[Stored data entries]
........

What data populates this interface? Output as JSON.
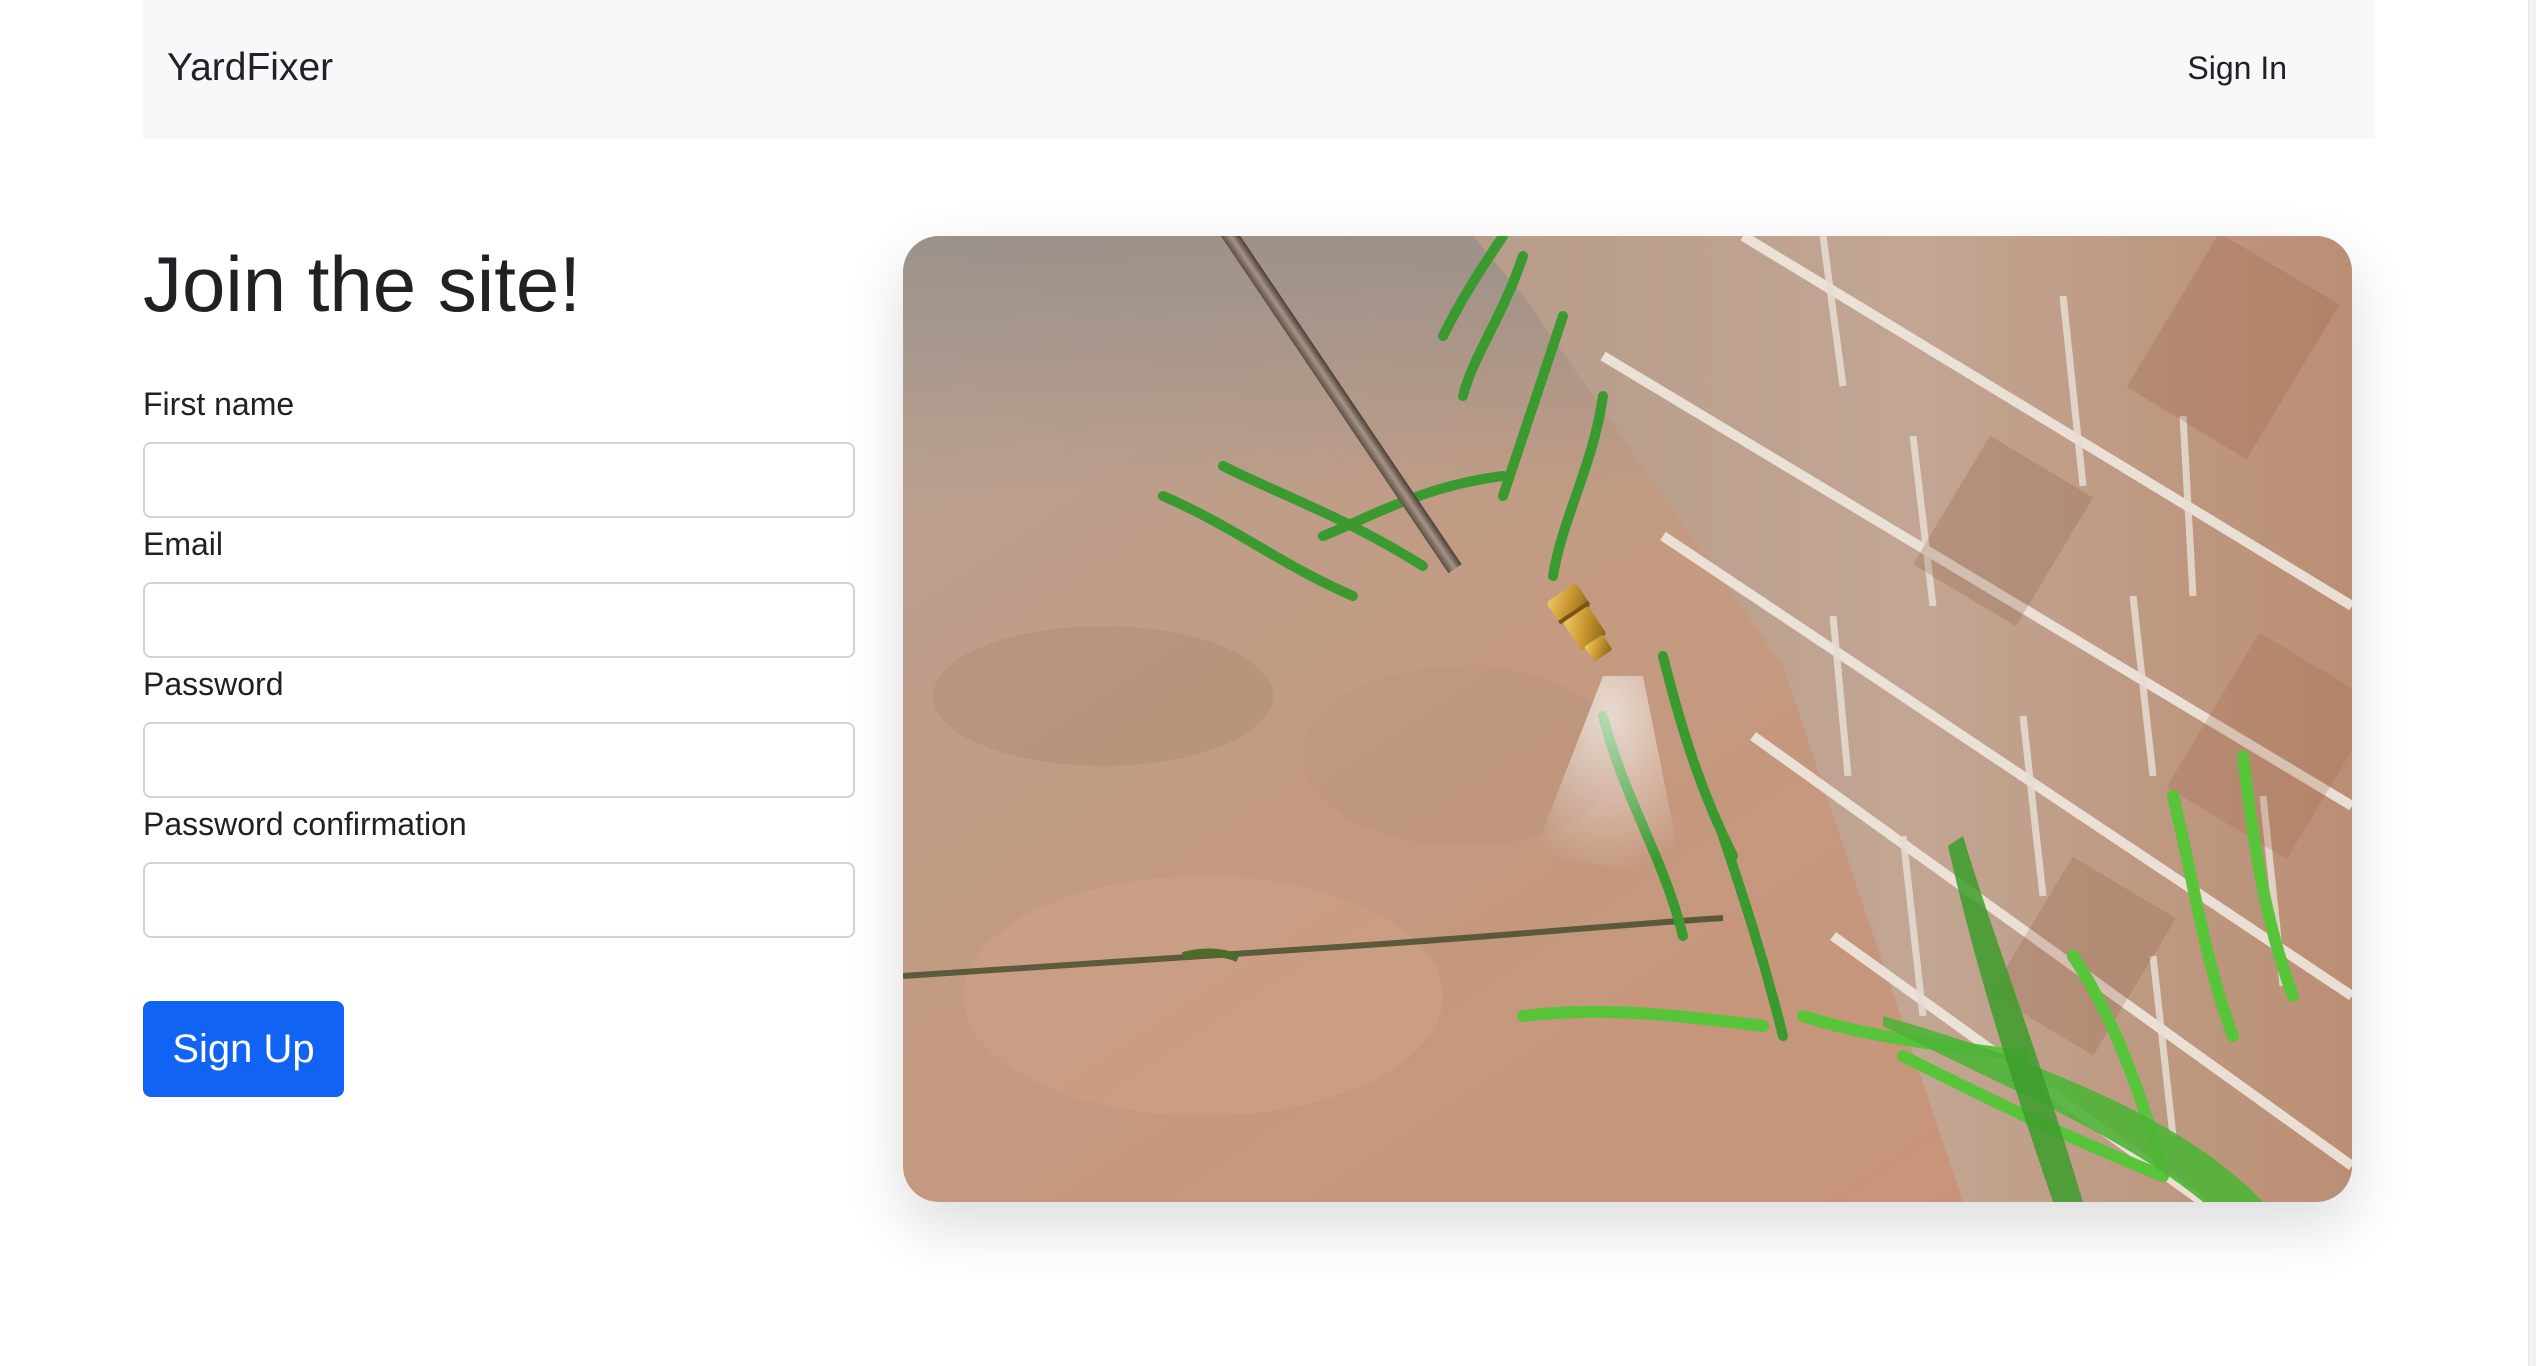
{
  "navbar": {
    "brand": "YardFixer",
    "sign_in": "Sign In"
  },
  "form": {
    "heading": "Join the site!",
    "fields": [
      {
        "label": "First name",
        "value": "",
        "type": "text"
      },
      {
        "label": "Email",
        "value": "",
        "type": "email"
      },
      {
        "label": "Password",
        "value": "",
        "type": "password"
      },
      {
        "label": "Password confirmation",
        "value": "",
        "type": "password"
      }
    ],
    "submit_label": "Sign Up"
  },
  "colors": {
    "accent": "#1164f3",
    "navbar_bg": "#f7f8f9"
  }
}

........

Task brief ▸ Quote the data exactly, leaving every image out of the copy.

Exercise response ▸
What data populates this interface? Output as JSON.
{
  "navbar": {
    "brand": "YardFixer",
    "sign_in": "Sign In"
  },
  "form": {
    "heading": "Join the site!",
    "fields": [
      {
        "label": "First name",
        "value": "",
        "type": "text"
      },
      {
        "label": "Email",
        "value": "",
        "type": "email"
      },
      {
        "label": "Password",
        "value": "",
        "type": "password"
      },
      {
        "label": "Password confirmation",
        "value": "",
        "type": "password"
      }
    ],
    "submit_label": "Sign Up"
  },
  "colors": {
    "accent": "#1164f3",
    "navbar_bg": "#f7f8f9"
  }
}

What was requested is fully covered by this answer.